** start Data lines **

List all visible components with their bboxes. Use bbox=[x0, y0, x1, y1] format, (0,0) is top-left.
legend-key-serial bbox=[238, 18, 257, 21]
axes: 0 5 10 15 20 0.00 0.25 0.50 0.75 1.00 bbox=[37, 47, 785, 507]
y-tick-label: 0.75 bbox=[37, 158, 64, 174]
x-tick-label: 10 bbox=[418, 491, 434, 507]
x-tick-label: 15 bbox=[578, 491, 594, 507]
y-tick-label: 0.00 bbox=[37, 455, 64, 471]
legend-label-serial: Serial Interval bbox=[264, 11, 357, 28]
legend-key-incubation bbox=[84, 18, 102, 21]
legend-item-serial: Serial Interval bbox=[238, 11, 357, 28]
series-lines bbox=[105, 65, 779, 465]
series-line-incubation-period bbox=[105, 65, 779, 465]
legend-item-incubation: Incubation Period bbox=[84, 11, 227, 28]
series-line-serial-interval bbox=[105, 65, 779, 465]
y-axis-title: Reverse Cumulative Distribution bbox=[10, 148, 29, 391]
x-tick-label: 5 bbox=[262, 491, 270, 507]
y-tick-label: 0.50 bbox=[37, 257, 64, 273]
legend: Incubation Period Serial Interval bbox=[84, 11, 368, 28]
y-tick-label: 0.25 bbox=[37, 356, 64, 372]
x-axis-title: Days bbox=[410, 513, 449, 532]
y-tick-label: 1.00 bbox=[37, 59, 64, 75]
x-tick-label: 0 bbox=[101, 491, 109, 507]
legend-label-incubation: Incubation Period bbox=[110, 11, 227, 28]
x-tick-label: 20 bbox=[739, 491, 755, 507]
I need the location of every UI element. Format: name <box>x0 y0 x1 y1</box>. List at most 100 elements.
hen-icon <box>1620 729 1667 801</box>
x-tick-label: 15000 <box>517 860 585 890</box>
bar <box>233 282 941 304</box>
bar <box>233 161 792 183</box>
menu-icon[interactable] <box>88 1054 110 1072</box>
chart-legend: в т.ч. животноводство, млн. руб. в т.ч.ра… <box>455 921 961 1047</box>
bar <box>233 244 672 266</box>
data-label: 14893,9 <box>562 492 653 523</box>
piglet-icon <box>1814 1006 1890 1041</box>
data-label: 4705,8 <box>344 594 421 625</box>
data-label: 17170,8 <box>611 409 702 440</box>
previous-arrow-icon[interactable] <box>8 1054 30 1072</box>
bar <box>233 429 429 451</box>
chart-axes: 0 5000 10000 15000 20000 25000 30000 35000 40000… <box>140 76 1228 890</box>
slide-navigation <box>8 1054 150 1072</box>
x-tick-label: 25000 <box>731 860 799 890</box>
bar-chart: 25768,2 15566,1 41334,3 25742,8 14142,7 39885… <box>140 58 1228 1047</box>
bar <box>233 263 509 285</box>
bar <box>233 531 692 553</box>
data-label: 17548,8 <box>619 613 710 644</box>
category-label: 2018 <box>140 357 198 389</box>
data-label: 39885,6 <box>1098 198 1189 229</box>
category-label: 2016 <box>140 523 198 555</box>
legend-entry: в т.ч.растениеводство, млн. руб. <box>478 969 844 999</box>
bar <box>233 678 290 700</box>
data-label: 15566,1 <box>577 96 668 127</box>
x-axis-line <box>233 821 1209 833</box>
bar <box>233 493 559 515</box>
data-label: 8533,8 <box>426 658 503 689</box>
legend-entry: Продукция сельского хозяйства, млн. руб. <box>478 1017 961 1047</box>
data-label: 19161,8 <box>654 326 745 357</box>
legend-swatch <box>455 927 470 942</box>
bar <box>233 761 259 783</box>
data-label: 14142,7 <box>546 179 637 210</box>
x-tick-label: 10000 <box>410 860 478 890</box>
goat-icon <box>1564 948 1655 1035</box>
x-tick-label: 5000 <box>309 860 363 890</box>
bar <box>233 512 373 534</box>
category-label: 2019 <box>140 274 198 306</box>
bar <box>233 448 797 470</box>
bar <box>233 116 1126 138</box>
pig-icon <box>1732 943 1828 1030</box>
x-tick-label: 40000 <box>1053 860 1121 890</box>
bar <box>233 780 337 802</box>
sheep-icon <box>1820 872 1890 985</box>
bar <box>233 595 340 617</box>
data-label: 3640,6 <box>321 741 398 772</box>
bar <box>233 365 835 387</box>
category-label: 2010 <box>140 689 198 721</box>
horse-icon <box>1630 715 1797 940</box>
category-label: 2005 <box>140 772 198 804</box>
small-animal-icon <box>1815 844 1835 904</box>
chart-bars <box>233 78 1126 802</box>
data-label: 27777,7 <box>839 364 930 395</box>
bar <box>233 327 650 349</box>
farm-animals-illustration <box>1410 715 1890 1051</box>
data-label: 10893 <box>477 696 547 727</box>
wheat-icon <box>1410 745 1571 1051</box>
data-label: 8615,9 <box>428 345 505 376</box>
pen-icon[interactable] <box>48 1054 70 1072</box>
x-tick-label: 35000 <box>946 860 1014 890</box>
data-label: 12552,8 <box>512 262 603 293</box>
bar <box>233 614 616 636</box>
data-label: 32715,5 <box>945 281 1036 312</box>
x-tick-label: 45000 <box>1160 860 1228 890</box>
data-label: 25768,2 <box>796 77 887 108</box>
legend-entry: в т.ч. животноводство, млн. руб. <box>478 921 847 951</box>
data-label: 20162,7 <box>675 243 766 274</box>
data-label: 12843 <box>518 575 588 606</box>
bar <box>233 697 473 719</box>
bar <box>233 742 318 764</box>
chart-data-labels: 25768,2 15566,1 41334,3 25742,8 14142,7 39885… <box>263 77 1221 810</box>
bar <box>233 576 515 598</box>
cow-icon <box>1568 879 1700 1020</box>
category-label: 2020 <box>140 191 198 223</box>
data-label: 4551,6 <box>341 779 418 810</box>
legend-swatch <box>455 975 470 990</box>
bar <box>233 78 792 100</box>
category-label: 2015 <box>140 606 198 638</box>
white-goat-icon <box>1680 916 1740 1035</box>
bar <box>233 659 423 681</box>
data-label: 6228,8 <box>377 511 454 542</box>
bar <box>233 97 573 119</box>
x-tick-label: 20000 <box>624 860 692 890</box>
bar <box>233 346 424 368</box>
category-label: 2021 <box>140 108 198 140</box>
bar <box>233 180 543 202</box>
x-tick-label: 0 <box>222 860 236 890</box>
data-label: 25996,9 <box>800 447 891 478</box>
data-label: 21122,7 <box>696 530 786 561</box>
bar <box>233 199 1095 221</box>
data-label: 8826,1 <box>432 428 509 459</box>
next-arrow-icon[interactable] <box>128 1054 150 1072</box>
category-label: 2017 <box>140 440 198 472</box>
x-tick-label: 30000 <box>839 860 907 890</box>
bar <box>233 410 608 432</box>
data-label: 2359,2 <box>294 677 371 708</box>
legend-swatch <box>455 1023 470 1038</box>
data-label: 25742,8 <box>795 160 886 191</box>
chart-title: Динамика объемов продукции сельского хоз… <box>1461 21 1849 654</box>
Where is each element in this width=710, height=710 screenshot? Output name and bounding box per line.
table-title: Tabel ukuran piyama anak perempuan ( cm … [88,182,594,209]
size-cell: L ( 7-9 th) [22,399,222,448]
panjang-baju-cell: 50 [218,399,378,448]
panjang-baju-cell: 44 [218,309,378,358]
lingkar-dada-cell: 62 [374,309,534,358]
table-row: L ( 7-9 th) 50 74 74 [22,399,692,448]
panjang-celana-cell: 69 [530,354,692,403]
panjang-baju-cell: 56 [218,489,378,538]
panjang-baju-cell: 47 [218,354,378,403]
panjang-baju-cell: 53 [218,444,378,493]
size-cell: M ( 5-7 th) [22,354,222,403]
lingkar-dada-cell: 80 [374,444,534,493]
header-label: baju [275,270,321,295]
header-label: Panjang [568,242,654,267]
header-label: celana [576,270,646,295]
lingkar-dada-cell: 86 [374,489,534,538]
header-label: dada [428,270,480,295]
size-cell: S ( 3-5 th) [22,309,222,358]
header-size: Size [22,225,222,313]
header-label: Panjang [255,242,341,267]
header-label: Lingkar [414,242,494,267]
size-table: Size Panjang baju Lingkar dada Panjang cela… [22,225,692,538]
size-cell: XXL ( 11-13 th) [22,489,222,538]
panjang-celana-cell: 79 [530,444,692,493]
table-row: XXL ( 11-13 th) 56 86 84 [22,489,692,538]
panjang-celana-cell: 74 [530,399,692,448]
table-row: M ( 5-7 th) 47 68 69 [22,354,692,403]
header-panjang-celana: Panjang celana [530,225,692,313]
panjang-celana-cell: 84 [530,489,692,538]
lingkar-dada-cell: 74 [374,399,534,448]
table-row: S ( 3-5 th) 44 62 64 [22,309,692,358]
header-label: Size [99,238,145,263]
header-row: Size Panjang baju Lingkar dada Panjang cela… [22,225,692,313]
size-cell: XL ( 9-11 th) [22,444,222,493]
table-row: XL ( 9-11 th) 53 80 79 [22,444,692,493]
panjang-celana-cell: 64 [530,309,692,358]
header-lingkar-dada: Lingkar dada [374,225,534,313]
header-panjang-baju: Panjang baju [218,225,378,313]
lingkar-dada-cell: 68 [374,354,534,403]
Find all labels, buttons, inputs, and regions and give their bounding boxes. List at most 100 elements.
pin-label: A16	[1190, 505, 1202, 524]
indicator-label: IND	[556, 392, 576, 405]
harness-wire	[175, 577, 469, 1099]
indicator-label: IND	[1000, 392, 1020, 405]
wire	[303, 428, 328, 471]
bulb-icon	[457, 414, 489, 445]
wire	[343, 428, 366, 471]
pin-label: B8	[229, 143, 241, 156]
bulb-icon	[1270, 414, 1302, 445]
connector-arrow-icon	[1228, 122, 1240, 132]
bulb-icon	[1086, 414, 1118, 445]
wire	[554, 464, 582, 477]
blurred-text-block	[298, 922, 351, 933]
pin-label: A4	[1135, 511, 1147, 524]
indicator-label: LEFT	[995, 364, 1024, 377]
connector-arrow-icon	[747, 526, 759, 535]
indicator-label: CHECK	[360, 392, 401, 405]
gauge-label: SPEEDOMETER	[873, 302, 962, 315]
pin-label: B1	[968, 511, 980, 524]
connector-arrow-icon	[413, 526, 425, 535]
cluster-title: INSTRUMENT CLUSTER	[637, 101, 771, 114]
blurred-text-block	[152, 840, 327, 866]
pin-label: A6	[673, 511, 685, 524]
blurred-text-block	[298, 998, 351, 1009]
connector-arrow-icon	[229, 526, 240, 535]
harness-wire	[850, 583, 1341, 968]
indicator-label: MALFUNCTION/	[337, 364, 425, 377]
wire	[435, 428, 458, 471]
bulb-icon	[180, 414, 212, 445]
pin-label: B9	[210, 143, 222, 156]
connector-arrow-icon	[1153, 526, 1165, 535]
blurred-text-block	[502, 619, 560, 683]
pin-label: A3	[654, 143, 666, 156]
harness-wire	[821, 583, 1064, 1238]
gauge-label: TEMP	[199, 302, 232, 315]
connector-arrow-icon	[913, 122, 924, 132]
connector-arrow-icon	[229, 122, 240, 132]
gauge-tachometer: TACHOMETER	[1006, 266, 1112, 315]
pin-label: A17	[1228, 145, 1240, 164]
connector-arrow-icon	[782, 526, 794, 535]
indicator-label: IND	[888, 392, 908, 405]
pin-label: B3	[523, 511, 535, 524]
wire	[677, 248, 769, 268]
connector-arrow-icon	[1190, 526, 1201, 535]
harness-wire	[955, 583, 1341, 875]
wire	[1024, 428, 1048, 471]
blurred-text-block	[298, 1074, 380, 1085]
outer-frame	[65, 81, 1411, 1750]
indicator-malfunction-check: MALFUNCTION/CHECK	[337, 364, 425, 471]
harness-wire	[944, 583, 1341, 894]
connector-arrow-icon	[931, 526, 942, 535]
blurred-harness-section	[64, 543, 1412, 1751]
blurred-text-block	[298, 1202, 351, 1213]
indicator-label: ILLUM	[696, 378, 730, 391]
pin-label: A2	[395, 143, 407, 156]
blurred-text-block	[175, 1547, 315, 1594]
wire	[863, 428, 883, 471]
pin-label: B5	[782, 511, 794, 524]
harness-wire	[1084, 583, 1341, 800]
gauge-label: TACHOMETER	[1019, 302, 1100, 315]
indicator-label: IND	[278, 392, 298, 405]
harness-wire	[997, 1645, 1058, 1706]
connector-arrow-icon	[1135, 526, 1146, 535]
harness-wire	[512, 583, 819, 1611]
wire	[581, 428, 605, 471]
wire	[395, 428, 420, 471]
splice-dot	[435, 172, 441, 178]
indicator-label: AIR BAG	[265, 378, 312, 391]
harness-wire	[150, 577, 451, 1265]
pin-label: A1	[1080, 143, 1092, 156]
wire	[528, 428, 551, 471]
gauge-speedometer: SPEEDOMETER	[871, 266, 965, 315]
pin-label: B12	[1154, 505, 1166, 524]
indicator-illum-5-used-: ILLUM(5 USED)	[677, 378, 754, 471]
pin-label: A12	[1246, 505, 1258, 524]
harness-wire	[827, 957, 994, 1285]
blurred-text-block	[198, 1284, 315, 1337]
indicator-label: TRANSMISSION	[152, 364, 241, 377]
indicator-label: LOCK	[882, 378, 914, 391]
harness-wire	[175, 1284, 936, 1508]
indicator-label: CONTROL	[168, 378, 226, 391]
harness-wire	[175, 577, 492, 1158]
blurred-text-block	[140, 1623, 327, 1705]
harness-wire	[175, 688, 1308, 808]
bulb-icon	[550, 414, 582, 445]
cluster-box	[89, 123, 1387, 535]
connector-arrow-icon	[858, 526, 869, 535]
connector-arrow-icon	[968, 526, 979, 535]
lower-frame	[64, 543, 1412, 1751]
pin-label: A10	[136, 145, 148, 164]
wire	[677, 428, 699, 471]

** end Data lines **

Can you update the data from the first line through the line containing "data-label: 4705,8 <box>344 594 421 625</box>", including both ends, so that "hen-icon" becomes "chicken-icon" and nothing else changes?

List all visible components with their bboxes. Use bbox=[x0, y0, x1, y1] format, (0,0) is top-left.
legend-key-serial bbox=[238, 18, 257, 21]
axes: 0 5 10 15 20 0.00 0.25 0.50 0.75 1.00 bbox=[37, 47, 785, 507]
y-tick-label: 0.75 bbox=[37, 158, 64, 174]
x-tick-label: 10 bbox=[418, 491, 434, 507]
x-tick-label: 15 bbox=[578, 491, 594, 507]
y-tick-label: 0.00 bbox=[37, 455, 64, 471]
legend-label-serial: Serial Interval bbox=[264, 11, 357, 28]
legend-key-incubation bbox=[84, 18, 102, 21]
legend-item-serial: Serial Interval bbox=[238, 11, 357, 28]
series-lines bbox=[105, 65, 779, 465]
series-line-incubation-period bbox=[105, 65, 779, 465]
legend-item-incubation: Incubation Period bbox=[84, 11, 227, 28]
series-line-serial-interval bbox=[105, 65, 779, 465]
y-axis-title: Reverse Cumulative Distribution bbox=[10, 148, 29, 391]
x-tick-label: 5 bbox=[262, 491, 270, 507]
y-tick-label: 0.50 bbox=[37, 257, 64, 273]
legend: Incubation Period Serial Interval bbox=[84, 11, 368, 28]
y-tick-label: 0.25 bbox=[37, 356, 64, 372]
x-axis-title: Days bbox=[410, 513, 449, 532]
y-tick-label: 1.00 bbox=[37, 59, 64, 75]
x-tick-label: 0 bbox=[101, 491, 109, 507]
legend-label-incubation: Incubation Period bbox=[110, 11, 227, 28]
x-tick-label: 20 bbox=[739, 491, 755, 507]
I need the location of every UI element. Format: name <box>x0 y0 x1 y1</box>. List at most 100 elements.
chicken-icon <box>1620 729 1667 801</box>
x-tick-label: 15000 <box>517 860 585 890</box>
bar <box>233 282 941 304</box>
bar <box>233 161 792 183</box>
menu-icon[interactable] <box>88 1054 110 1072</box>
chart-legend: в т.ч. животноводство, млн. руб. в т.ч.ра… <box>455 921 961 1047</box>
bar <box>233 244 672 266</box>
data-label: 14893,9 <box>562 492 653 523</box>
piglet-icon <box>1814 1006 1890 1041</box>
data-label: 4705,8 <box>344 594 421 625</box>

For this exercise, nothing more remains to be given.